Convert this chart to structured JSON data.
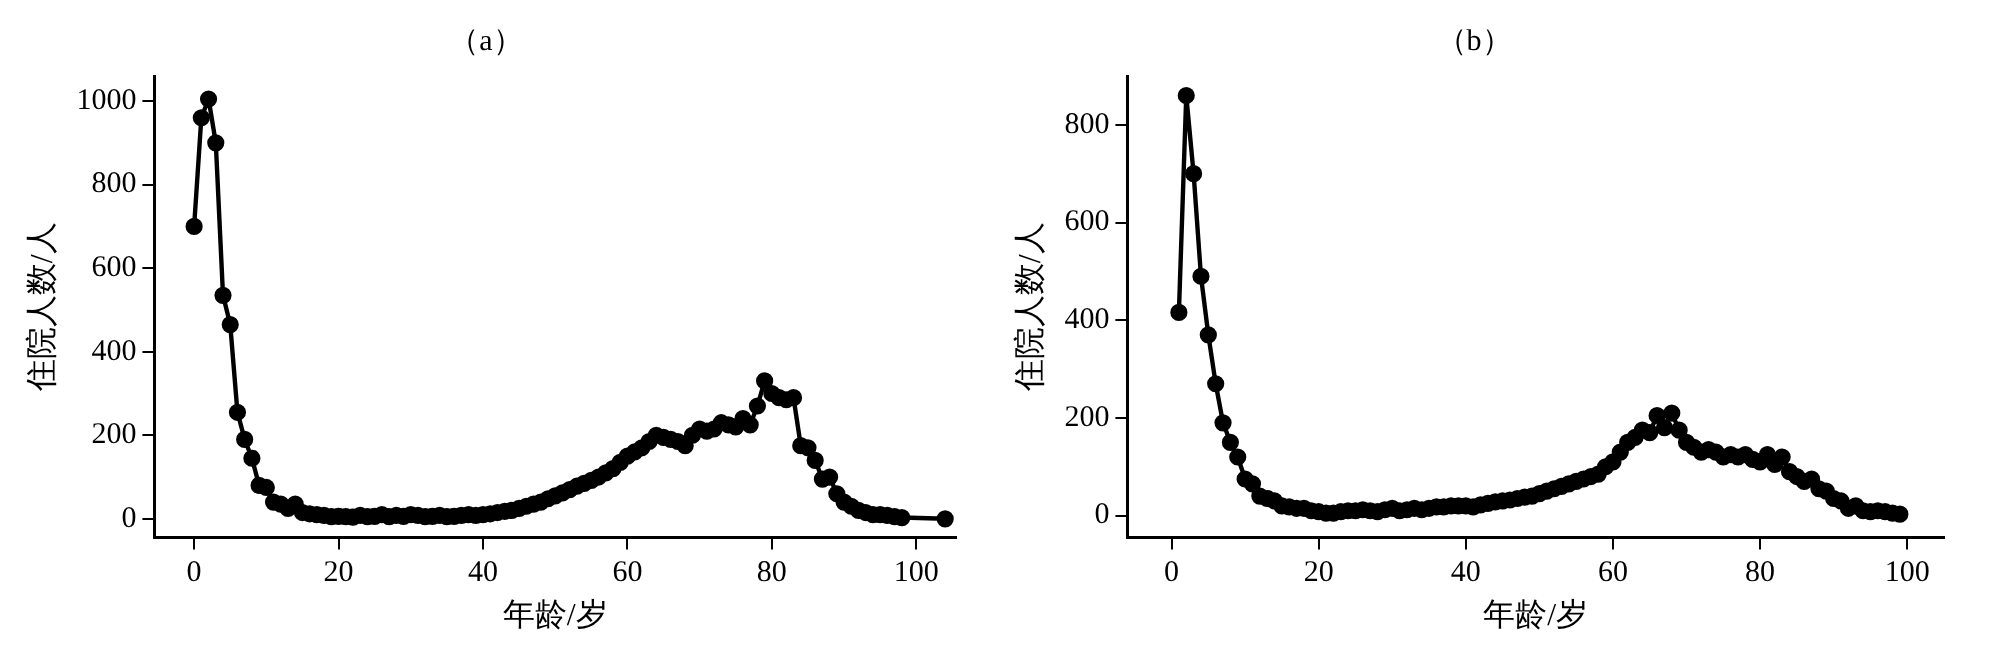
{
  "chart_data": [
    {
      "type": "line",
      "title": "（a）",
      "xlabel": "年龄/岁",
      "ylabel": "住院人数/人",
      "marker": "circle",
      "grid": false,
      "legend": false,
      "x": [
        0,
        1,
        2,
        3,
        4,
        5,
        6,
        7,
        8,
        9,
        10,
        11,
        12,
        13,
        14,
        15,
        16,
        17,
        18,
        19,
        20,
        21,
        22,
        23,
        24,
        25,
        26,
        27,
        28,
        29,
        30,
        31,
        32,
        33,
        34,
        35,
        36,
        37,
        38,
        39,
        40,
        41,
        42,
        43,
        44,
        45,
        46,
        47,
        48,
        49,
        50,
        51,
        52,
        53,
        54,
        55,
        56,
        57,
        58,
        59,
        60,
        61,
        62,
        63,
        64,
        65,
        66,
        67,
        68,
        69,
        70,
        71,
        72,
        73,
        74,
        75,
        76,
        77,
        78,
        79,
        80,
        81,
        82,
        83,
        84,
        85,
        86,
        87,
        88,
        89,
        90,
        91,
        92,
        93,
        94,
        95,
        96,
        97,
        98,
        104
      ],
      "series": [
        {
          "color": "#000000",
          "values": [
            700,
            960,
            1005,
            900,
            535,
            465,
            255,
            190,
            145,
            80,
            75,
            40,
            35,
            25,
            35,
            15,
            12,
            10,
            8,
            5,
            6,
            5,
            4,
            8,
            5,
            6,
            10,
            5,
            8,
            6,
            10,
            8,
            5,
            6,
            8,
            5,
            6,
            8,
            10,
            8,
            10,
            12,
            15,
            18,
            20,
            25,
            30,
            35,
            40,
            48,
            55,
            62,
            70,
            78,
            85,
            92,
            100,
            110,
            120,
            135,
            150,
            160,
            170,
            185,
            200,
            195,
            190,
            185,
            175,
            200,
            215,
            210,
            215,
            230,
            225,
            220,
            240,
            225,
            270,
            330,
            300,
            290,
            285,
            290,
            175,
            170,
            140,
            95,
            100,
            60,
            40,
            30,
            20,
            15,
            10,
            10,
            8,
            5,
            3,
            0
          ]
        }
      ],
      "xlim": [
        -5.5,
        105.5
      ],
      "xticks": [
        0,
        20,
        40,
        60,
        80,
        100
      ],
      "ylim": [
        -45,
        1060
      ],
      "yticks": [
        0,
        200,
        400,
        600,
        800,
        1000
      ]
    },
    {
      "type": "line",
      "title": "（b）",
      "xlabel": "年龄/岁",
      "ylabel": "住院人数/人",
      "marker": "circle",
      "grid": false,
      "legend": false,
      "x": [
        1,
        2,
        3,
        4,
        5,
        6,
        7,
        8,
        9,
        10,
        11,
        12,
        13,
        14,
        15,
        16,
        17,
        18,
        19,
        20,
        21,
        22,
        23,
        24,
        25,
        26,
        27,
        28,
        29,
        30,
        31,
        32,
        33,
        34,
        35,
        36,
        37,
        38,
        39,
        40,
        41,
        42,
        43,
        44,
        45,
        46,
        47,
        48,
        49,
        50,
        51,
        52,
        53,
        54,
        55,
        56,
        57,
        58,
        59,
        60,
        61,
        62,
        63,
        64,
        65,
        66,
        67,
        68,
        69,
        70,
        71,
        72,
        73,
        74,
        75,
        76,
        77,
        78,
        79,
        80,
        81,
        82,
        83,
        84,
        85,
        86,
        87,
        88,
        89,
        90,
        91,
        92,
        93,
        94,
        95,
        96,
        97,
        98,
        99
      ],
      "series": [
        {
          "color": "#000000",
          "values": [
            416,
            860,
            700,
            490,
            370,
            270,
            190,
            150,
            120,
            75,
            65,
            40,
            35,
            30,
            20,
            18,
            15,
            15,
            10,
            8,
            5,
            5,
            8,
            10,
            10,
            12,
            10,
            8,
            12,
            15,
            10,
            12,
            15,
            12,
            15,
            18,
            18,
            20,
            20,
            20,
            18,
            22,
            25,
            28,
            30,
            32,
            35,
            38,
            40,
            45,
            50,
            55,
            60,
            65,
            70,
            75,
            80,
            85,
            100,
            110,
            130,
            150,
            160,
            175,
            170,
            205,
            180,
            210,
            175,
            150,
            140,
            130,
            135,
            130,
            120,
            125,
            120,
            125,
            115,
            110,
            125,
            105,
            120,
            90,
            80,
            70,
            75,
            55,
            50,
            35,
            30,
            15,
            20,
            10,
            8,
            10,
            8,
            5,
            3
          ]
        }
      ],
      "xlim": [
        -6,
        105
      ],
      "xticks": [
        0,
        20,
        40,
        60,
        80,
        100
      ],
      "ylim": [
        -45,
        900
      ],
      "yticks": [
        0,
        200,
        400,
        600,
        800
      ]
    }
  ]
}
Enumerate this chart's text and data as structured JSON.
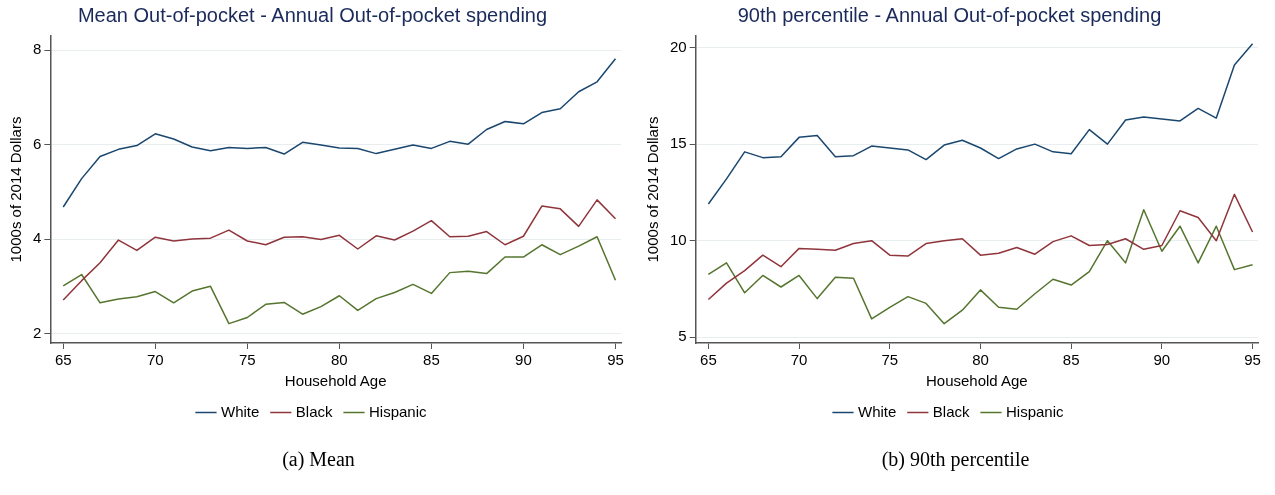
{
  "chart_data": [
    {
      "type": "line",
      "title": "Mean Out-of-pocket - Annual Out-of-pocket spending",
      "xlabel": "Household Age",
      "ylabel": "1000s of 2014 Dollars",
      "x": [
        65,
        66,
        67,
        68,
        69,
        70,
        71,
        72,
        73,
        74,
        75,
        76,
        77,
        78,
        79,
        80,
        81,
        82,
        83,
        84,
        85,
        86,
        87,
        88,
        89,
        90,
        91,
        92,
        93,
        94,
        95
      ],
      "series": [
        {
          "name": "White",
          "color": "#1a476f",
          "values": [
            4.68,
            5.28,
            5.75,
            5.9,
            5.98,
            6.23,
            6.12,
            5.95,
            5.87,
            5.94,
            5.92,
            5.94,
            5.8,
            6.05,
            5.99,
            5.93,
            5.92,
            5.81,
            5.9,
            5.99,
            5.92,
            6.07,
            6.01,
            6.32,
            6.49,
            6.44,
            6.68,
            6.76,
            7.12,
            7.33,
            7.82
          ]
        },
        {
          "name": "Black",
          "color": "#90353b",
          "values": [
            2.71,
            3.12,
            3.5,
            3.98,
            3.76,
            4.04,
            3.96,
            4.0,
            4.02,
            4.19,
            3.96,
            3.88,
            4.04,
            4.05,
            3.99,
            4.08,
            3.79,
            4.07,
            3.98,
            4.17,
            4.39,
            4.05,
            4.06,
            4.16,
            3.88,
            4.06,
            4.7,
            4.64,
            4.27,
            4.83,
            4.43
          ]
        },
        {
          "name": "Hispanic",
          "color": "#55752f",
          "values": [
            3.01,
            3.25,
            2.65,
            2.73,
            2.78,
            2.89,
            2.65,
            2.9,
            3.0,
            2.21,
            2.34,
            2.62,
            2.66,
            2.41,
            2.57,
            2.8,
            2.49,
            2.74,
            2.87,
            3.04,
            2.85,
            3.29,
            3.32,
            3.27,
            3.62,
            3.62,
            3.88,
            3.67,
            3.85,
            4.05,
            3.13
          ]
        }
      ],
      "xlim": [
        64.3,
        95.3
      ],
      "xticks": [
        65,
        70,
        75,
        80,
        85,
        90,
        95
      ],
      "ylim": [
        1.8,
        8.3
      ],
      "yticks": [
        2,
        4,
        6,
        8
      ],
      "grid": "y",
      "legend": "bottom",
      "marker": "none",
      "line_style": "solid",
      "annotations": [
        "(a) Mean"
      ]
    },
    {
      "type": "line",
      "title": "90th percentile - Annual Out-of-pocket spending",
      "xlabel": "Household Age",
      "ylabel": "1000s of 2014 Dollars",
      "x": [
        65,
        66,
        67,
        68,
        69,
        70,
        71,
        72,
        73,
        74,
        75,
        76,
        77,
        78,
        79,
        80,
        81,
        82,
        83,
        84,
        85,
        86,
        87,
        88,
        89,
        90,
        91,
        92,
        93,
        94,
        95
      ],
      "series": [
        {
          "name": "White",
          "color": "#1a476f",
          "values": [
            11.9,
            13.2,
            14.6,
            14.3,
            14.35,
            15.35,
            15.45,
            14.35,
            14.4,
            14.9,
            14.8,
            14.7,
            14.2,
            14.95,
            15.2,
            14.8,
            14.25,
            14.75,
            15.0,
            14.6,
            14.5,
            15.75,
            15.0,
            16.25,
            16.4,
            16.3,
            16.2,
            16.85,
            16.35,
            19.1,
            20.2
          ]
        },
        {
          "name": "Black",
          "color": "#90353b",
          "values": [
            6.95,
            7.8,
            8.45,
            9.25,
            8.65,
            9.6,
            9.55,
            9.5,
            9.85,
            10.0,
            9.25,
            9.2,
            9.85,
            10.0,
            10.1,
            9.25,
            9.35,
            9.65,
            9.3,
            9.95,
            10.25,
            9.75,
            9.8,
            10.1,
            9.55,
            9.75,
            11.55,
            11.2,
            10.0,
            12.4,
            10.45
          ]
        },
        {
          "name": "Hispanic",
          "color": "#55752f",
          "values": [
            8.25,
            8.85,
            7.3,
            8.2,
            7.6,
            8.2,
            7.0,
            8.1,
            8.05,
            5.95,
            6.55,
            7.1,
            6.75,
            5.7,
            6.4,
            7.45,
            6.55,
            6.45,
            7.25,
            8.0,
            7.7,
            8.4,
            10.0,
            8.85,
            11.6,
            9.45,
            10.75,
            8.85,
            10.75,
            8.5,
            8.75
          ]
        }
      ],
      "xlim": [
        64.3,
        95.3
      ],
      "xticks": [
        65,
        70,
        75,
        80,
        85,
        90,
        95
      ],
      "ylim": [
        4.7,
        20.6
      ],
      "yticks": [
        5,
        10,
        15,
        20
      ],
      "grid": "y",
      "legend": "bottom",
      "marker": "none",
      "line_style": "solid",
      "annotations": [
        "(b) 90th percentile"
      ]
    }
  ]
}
************
Scan the material and collect every line that contains "this".

* _Written solution_
Convert this chart to structured JSON data.
Enumerate this chart's text and data as structured JSON.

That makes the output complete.